Your objective: Wherever the string "grande" appears in a line of the listing below, report that line.

Records to process:
⁂
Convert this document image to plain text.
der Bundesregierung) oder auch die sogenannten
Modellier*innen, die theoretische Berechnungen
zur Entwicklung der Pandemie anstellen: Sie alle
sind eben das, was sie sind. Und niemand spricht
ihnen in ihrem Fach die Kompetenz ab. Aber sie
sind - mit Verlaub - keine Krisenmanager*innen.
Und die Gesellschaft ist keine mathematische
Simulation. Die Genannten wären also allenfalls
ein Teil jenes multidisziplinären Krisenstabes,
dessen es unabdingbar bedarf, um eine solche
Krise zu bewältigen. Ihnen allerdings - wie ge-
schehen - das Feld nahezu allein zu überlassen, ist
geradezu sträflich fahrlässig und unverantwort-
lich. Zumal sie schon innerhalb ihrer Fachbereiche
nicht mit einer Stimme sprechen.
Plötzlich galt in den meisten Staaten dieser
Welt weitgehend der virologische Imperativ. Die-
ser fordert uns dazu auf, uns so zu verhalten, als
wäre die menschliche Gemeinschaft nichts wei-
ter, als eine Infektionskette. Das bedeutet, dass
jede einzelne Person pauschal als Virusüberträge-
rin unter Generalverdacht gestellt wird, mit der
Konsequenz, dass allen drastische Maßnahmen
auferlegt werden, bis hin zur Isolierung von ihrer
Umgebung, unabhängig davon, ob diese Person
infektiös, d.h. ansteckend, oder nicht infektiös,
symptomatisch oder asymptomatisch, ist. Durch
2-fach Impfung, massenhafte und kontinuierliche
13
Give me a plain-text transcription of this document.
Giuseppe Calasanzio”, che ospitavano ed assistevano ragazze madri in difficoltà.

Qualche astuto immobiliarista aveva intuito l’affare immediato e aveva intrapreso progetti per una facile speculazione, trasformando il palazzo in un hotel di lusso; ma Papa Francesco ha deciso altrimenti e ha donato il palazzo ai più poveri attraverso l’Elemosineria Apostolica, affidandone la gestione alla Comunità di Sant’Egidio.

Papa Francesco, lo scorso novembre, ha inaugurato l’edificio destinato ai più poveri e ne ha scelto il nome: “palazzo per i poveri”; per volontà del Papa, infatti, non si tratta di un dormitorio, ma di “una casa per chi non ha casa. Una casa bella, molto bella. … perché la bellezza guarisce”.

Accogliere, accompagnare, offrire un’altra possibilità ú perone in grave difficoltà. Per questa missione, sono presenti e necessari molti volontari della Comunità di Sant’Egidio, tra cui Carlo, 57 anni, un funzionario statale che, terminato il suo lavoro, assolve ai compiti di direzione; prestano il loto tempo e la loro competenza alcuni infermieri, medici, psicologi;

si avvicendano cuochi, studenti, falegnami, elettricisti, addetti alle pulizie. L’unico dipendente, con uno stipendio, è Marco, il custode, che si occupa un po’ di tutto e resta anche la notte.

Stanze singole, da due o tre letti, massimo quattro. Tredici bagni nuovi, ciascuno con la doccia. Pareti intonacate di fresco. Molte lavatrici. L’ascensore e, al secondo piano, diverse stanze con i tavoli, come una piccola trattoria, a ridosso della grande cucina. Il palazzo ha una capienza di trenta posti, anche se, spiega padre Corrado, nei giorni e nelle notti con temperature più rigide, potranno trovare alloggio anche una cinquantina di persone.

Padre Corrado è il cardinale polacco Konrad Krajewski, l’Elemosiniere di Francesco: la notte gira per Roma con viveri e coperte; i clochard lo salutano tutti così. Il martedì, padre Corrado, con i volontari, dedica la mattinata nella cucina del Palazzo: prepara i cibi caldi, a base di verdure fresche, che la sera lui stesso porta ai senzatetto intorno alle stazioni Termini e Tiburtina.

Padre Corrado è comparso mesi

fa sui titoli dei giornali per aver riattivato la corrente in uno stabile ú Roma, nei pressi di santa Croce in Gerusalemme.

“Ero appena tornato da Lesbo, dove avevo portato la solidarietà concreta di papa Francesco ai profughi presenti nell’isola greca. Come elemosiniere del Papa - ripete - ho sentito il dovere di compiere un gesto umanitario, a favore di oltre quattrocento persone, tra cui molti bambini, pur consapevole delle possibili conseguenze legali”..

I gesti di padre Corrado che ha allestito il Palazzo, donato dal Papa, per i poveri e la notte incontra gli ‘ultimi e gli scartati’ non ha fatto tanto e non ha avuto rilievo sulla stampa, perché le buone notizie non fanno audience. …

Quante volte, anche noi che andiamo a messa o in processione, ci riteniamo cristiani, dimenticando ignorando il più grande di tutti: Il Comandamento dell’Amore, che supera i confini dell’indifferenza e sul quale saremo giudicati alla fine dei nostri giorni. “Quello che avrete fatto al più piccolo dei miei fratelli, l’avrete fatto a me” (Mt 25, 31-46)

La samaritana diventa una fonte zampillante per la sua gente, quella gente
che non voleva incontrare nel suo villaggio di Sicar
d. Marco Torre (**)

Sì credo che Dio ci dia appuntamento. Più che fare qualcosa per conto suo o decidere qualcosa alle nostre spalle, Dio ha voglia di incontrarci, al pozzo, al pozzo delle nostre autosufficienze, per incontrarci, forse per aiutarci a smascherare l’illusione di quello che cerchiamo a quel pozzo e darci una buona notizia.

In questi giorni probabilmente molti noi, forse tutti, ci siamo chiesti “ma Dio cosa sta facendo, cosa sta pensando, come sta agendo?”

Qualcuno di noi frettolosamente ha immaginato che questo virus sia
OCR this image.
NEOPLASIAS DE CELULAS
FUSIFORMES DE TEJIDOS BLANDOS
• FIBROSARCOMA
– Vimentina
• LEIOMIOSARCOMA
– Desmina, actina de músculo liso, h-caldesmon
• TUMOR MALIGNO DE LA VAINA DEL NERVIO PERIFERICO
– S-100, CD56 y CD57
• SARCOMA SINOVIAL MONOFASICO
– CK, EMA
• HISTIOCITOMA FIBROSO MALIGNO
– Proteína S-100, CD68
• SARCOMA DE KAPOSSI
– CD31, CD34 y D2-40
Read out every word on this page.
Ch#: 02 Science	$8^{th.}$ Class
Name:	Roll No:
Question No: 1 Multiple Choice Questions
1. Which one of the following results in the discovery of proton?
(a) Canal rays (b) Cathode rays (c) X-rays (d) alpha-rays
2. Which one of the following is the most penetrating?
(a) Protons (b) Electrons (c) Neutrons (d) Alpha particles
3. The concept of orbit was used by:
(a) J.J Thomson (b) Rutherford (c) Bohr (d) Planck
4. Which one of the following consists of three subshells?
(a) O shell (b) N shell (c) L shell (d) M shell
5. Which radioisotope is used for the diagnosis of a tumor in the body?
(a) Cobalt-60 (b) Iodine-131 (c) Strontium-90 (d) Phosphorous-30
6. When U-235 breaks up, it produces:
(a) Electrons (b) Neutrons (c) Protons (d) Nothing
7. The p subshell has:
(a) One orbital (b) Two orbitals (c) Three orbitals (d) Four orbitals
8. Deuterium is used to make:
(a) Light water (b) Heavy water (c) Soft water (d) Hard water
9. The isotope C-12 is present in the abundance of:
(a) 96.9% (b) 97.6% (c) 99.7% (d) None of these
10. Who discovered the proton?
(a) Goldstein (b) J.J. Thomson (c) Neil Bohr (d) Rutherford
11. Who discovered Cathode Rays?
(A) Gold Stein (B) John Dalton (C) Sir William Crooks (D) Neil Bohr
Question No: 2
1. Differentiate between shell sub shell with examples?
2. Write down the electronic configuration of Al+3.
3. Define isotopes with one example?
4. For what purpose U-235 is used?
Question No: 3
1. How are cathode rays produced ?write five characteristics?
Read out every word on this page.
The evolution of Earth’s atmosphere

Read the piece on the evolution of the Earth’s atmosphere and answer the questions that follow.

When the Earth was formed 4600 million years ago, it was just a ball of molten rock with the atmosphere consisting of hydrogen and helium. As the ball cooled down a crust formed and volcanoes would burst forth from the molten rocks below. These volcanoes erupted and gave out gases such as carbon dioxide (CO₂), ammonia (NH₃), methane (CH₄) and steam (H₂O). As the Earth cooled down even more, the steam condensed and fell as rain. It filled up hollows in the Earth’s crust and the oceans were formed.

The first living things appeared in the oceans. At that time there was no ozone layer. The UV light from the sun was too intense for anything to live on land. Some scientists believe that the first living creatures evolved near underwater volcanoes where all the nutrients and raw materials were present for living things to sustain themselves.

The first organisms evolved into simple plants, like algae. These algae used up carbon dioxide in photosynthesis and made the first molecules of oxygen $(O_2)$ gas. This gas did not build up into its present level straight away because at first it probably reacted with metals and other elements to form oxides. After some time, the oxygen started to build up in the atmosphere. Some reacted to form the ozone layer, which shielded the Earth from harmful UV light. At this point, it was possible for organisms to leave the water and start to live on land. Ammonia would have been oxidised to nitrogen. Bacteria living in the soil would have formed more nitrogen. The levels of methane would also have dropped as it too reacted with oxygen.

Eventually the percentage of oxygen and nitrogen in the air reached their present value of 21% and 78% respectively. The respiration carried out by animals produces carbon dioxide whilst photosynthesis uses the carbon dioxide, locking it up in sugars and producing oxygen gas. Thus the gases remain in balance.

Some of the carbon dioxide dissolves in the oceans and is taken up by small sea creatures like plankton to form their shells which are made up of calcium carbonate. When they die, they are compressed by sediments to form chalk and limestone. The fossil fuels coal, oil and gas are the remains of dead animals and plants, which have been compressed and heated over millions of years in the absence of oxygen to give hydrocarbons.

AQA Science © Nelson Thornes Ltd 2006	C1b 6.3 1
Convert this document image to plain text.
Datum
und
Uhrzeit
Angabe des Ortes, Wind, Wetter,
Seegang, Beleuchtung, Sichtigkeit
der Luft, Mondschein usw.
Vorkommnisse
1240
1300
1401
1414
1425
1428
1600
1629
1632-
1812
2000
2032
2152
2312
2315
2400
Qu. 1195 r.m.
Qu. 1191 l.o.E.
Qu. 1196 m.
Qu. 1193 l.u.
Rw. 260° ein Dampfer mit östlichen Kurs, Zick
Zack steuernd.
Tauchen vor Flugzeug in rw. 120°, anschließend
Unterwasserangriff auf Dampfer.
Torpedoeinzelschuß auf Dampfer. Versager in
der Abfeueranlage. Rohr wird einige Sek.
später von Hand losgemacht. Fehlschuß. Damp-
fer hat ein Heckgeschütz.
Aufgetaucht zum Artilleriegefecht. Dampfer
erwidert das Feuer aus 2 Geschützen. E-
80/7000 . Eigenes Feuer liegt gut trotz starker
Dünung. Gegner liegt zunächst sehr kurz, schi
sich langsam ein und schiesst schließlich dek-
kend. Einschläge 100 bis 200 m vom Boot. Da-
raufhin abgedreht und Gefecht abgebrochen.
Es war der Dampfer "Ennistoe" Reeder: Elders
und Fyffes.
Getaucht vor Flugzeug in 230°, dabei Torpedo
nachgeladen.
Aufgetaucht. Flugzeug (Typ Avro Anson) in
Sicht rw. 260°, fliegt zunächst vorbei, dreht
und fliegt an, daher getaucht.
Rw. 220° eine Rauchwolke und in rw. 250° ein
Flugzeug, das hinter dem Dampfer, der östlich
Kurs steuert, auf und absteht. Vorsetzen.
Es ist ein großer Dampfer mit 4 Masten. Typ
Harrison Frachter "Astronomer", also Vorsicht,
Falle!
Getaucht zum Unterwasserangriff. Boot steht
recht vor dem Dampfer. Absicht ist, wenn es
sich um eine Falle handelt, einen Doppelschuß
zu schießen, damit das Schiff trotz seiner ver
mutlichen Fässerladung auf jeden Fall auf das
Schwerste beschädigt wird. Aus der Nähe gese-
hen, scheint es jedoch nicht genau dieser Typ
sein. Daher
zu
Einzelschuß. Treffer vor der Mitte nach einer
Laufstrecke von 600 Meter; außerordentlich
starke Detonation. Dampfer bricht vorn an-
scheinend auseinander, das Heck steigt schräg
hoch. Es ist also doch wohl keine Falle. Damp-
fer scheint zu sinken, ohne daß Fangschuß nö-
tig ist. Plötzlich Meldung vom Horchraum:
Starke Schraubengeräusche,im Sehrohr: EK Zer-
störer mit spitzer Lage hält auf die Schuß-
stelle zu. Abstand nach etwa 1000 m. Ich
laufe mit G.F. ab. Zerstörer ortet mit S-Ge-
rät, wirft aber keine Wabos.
⁂
Response:
Stanze singole, da due o tre letti, massimo quattro. Tredici bagni nuovi, ciascuno con la doccia. Pareti intonacate di fresco. Molte lavatrici. L’ascensore e, al secondo piano, diverse stanze con i tavoli, come una piccola trattoria, a ridosso della grande cucina. Il palazzo ha una capienza di trenta posti, anche se, spiega padre Corrado, nei giorni e nelle notti con temperature più rigide, potranno trovare alloggio anche una cinquantina di persone.
Quante volte, anche noi che andiamo a messa o in processione, ci riteniamo cristiani, dimenticando ignorando il più grande di tutti: Il Comandamento dell’Amore, che supera i confini dell’indifferenza e sul quale saremo giudicati alla fine dei nostri giorni. “Quello che avrete fatto al più piccolo dei miei fratelli, l’avrete fatto a me” (Mt 25, 31-46)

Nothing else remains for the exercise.